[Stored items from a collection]
══════════
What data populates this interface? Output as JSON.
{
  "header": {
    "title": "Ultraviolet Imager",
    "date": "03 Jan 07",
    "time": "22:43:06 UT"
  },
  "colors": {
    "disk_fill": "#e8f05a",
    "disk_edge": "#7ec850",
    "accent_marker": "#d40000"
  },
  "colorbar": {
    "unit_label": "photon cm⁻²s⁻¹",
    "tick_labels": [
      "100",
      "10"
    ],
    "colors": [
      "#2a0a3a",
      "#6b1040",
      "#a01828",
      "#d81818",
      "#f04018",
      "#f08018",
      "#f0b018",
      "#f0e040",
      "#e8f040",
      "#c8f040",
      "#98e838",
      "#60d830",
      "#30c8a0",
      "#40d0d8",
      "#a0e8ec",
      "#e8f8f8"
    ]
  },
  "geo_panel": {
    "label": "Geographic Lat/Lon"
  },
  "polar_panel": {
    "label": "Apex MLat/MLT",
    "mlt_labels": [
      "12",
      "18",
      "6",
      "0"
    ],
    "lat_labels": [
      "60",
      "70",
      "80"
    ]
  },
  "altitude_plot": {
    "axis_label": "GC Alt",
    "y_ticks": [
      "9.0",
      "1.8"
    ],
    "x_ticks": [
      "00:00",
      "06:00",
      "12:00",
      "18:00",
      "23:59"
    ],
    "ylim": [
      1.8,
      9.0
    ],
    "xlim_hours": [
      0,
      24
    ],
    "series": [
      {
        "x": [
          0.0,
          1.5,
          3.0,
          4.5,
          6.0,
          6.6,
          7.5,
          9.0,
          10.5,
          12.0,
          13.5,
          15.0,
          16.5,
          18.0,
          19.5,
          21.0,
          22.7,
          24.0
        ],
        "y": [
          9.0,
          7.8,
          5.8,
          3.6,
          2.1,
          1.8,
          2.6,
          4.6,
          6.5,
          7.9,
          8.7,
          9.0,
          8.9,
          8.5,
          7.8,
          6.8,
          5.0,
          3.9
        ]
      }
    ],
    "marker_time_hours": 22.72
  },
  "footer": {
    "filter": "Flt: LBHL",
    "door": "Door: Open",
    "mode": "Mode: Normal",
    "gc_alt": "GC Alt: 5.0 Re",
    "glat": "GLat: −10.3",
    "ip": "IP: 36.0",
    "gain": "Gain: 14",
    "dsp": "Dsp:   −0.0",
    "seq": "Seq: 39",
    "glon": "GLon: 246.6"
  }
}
══════════
- [TASK]:
Please repeat the listing above in full and exactly.

- [RESULT OF THIS TASK]:
What data populates this interface? Output as JSON.
{
  "header": {
    "title": "Ultraviolet Imager",
    "date": "03 Jan 07",
    "time": "22:43:06 UT"
  },
  "colors": {
    "disk_fill": "#e8f05a",
    "disk_edge": "#7ec850",
    "accent_marker": "#d40000"
  },
  "colorbar": {
    "unit_label": "photon cm⁻²s⁻¹",
    "tick_labels": [
      "100",
      "10"
    ],
    "colors": [
      "#2a0a3a",
      "#6b1040",
      "#a01828",
      "#d81818",
      "#f04018",
      "#f08018",
      "#f0b018",
      "#f0e040",
      "#e8f040",
      "#c8f040",
      "#98e838",
      "#60d830",
      "#30c8a0",
      "#40d0d8",
      "#a0e8ec",
      "#e8f8f8"
    ]
  },
  "geo_panel": {
    "label": "Geographic Lat/Lon"
  },
  "polar_panel": {
    "label": "Apex MLat/MLT",
    "mlt_labels": [
      "12",
      "18",
      "6",
      "0"
    ],
    "lat_labels": [
      "60",
      "70",
      "80"
    ]
  },
  "altitude_plot": {
    "axis_label": "GC Alt",
    "y_ticks": [
      "9.0",
      "1.8"
    ],
    "x_ticks": [
      "00:00",
      "06:00",
      "12:00",
      "18:00",
      "23:59"
    ],
    "ylim": [
      1.8,
      9.0
    ],
    "xlim_hours": [
      0,
      24
    ],
    "series": [
      {
        "x": [
          0.0,
          1.5,
          3.0,
          4.5,
          6.0,
          6.6,
          7.5,
          9.0,
          10.5,
          12.0,
          13.5,
          15.0,
          16.5,
          18.0,
          19.5,
          21.0,
          22.7,
          24.0
        ],
        "y": [
          9.0,
          7.8,
          5.8,
          3.6,
          2.1,
          1.8,
          2.6,
          4.6,
          6.5,
          7.9,
          8.7,
          9.0,
          8.9,
          8.5,
          7.8,
          6.8,
          5.0,
          3.9
        ]
      }
    ],
    "marker_time_hours": 22.72
  },
  "footer": {
    "filter": "Flt: LBHL",
    "door": "Door: Open",
    "mode": "Mode: Normal",
    "gc_alt": "GC Alt: 5.0 Re",
    "glat": "GLat: −10.3",
    "ip": "IP: 36.0",
    "gain": "Gain: 14",
    "dsp": "Dsp:   −0.0",
    "seq": "Seq: 39",
    "glon": "GLon: 246.6"
  }
}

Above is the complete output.